> _Exercise brief_
Look at each line of the records and count those with "media" in them. Please answer with the count alone.

Collection entries:
__________
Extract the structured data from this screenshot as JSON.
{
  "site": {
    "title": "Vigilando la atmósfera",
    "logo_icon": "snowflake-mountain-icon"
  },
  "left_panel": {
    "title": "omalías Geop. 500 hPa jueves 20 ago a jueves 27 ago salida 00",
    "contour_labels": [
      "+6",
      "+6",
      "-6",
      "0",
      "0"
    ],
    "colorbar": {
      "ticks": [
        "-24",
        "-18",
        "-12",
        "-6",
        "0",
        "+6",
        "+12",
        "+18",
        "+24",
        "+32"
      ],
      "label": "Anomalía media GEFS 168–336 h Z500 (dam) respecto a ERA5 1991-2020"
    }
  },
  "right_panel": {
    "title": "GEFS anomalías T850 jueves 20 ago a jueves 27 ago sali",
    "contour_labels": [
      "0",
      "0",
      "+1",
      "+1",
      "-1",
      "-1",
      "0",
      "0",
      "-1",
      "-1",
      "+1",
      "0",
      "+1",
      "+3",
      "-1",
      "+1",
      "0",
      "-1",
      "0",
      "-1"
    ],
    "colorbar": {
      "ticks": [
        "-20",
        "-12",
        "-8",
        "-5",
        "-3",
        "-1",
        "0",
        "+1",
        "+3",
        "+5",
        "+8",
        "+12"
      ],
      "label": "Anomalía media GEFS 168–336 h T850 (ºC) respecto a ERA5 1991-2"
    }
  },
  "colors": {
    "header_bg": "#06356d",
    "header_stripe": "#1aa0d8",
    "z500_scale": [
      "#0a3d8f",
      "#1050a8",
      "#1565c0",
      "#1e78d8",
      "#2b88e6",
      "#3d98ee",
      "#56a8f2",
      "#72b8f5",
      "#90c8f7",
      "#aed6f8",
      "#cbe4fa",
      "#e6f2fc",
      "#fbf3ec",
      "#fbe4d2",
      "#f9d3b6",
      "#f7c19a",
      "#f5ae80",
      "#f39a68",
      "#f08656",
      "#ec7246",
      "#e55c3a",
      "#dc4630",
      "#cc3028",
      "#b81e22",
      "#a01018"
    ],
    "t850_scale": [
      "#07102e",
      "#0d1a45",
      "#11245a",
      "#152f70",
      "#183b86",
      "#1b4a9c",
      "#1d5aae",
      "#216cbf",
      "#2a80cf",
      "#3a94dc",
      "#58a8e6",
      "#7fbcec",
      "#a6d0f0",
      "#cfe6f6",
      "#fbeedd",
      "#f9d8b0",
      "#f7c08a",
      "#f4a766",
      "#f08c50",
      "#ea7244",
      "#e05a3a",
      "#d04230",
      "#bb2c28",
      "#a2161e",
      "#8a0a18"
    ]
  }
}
__________
> _Expected answer_
2